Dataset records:
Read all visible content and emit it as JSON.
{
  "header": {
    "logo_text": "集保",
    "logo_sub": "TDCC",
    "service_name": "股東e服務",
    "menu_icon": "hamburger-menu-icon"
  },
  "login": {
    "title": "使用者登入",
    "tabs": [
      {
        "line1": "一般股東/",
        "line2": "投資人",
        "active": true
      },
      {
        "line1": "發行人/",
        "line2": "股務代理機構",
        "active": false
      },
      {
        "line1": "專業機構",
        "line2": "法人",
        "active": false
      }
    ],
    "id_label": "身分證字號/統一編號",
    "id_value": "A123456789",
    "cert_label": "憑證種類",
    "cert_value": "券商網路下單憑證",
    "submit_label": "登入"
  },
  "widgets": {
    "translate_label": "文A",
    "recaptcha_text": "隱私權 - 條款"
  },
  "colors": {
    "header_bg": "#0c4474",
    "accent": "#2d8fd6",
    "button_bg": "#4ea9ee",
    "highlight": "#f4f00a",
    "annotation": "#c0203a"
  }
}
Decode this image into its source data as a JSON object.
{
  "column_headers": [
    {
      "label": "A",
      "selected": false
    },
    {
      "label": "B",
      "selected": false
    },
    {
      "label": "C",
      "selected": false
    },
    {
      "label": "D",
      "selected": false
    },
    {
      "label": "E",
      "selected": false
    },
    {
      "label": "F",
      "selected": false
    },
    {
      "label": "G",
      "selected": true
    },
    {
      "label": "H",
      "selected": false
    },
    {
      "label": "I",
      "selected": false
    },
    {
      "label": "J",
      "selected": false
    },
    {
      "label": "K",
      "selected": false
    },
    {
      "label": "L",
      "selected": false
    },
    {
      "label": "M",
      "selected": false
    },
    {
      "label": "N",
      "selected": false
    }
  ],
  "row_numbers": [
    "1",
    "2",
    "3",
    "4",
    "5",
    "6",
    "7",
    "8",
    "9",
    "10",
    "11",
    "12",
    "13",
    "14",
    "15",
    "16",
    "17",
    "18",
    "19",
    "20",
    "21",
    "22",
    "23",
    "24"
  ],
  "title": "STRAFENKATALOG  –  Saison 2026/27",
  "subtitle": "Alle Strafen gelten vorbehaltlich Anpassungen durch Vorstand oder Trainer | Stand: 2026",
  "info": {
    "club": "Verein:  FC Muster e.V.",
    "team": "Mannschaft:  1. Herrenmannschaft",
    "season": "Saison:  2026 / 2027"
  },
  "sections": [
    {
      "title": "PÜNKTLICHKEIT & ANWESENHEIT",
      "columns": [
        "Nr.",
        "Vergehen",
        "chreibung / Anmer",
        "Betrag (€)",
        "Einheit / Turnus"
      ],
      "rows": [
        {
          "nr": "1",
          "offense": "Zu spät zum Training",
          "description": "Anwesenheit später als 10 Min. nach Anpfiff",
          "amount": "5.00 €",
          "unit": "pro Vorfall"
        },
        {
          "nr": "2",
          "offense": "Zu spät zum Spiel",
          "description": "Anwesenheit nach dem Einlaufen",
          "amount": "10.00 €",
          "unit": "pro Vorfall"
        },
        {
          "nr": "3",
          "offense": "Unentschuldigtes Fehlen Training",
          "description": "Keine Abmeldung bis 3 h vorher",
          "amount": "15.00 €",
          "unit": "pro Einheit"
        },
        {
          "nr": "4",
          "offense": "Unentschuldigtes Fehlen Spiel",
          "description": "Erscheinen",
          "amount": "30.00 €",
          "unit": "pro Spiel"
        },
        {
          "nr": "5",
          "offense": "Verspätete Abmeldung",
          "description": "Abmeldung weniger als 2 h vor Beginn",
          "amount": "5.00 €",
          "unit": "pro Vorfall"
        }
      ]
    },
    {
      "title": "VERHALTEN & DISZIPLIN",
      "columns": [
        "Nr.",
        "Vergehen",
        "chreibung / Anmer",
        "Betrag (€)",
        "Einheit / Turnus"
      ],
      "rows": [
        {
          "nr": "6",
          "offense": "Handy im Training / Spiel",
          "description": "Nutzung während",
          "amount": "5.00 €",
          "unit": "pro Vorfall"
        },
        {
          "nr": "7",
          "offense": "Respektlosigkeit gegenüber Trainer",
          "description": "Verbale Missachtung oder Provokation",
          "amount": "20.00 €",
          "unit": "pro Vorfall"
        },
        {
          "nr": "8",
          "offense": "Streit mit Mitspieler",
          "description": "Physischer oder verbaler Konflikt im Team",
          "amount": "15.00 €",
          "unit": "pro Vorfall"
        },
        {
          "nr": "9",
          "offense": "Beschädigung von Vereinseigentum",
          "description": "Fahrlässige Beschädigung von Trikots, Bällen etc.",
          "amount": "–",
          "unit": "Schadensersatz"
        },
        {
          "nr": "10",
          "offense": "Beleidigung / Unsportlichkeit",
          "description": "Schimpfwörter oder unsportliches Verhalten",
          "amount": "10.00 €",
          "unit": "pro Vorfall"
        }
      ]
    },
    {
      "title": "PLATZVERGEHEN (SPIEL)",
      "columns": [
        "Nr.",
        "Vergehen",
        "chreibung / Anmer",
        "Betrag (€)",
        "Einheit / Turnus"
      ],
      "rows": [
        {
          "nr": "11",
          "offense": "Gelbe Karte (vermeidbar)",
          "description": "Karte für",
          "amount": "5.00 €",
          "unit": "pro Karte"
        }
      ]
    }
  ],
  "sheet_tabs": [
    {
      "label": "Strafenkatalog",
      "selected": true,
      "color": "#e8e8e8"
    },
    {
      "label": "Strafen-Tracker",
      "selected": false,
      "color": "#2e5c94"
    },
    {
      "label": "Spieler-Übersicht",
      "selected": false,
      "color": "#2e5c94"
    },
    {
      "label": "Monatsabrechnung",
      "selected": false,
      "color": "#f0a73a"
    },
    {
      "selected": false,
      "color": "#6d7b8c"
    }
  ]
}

Task to carry out: Scan the lines for the string "Fehlen". Copy out each line that matches.

Result:
          "offense": "Unentschuldigtes Fehlen Training",
          "offense": "Unentschuldigtes Fehlen Spiel",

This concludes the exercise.